SET EXERCISE
Reproduce the listing below character for character; drop every image.

* Begin *

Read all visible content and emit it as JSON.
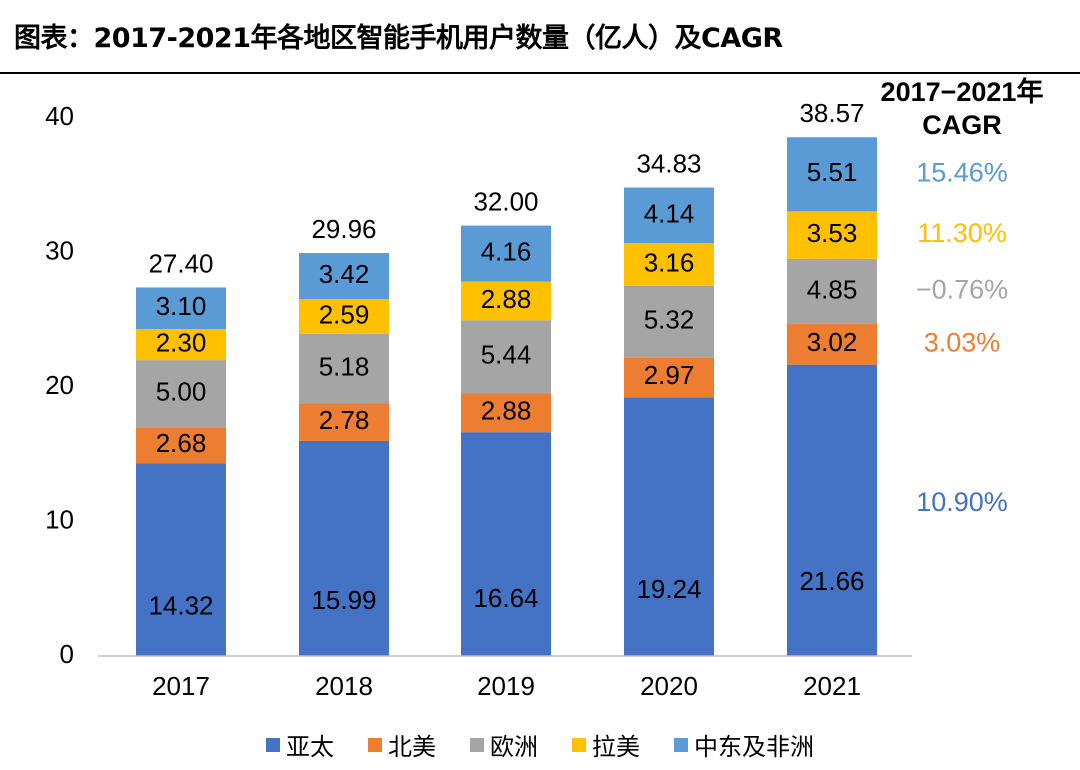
{
  "title": "图表：2017-2021年各地区智能手机用户数量（亿人）及CAGR",
  "chart_data": {
    "type": "bar",
    "stacked": true,
    "categories": [
      "2017",
      "2018",
      "2019",
      "2020",
      "2021"
    ],
    "series": [
      {
        "name": "亚太",
        "color": "#4472C4",
        "values": [
          14.32,
          15.99,
          16.64,
          19.24,
          21.66
        ],
        "labels": [
          "14.32",
          "15.99",
          "16.64",
          "19.24",
          "21.66"
        ],
        "cagr": "10.90%"
      },
      {
        "name": "北美",
        "color": "#ED7D31",
        "values": [
          2.68,
          2.78,
          2.88,
          2.97,
          3.02
        ],
        "labels": [
          "2.68",
          "2.78",
          "2.88",
          "2.97",
          "3.02"
        ],
        "cagr": "3.03%"
      },
      {
        "name": "欧洲",
        "color": "#A5A5A5",
        "values": [
          5.0,
          5.18,
          5.44,
          5.32,
          4.85
        ],
        "labels": [
          "5.00",
          "5.18",
          "5.44",
          "5.32",
          "4.85"
        ],
        "cagr": "−0.76%"
      },
      {
        "name": "拉美",
        "color": "#FFC000",
        "values": [
          2.3,
          2.59,
          2.88,
          3.16,
          3.53
        ],
        "labels": [
          "2.30",
          "2.59",
          "2.88",
          "3.16",
          "3.53"
        ],
        "cagr": "11.30%"
      },
      {
        "name": "中东及非洲",
        "color": "#5B9BD5",
        "values": [
          3.1,
          3.42,
          4.16,
          4.14,
          5.51
        ],
        "labels": [
          "3.10",
          "3.42",
          "4.16",
          "4.14",
          "5.51"
        ],
        "cagr": "15.46%"
      }
    ],
    "totals": [
      "27.40",
      "29.96",
      "32.00",
      "34.83",
      "38.57"
    ],
    "total_values": [
      27.4,
      29.96,
      32.0,
      34.83,
      38.57
    ],
    "ylim": [
      0,
      40
    ],
    "yticks": [
      0,
      10,
      20,
      30,
      40
    ],
    "cagr_header": [
      "2017−2021年",
      "CAGR"
    ],
    "legend_position": "bottom",
    "grid": false
  }
}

* End *

SOLUTION TO THIS PROBLEM
Read all visible content and emit it as JSON.
{
  "title": "图表：2017-2021年各地区智能手机用户数量（亿人）及CAGR",
  "chart_data": {
    "type": "bar",
    "stacked": true,
    "categories": [
      "2017",
      "2018",
      "2019",
      "2020",
      "2021"
    ],
    "series": [
      {
        "name": "亚太",
        "color": "#4472C4",
        "values": [
          14.32,
          15.99,
          16.64,
          19.24,
          21.66
        ],
        "labels": [
          "14.32",
          "15.99",
          "16.64",
          "19.24",
          "21.66"
        ],
        "cagr": "10.90%"
      },
      {
        "name": "北美",
        "color": "#ED7D31",
        "values": [
          2.68,
          2.78,
          2.88,
          2.97,
          3.02
        ],
        "labels": [
          "2.68",
          "2.78",
          "2.88",
          "2.97",
          "3.02"
        ],
        "cagr": "3.03%"
      },
      {
        "name": "欧洲",
        "color": "#A5A5A5",
        "values": [
          5.0,
          5.18,
          5.44,
          5.32,
          4.85
        ],
        "labels": [
          "5.00",
          "5.18",
          "5.44",
          "5.32",
          "4.85"
        ],
        "cagr": "−0.76%"
      },
      {
        "name": "拉美",
        "color": "#FFC000",
        "values": [
          2.3,
          2.59,
          2.88,
          3.16,
          3.53
        ],
        "labels": [
          "2.30",
          "2.59",
          "2.88",
          "3.16",
          "3.53"
        ],
        "cagr": "11.30%"
      },
      {
        "name": "中东及非洲",
        "color": "#5B9BD5",
        "values": [
          3.1,
          3.42,
          4.16,
          4.14,
          5.51
        ],
        "labels": [
          "3.10",
          "3.42",
          "4.16",
          "4.14",
          "5.51"
        ],
        "cagr": "15.46%"
      }
    ],
    "totals": [
      "27.40",
      "29.96",
      "32.00",
      "34.83",
      "38.57"
    ],
    "total_values": [
      27.4,
      29.96,
      32.0,
      34.83,
      38.57
    ],
    "ylim": [
      0,
      40
    ],
    "yticks": [
      0,
      10,
      20,
      30,
      40
    ],
    "cagr_header": [
      "2017−2021年",
      "CAGR"
    ],
    "legend_position": "bottom",
    "grid": false
  }
}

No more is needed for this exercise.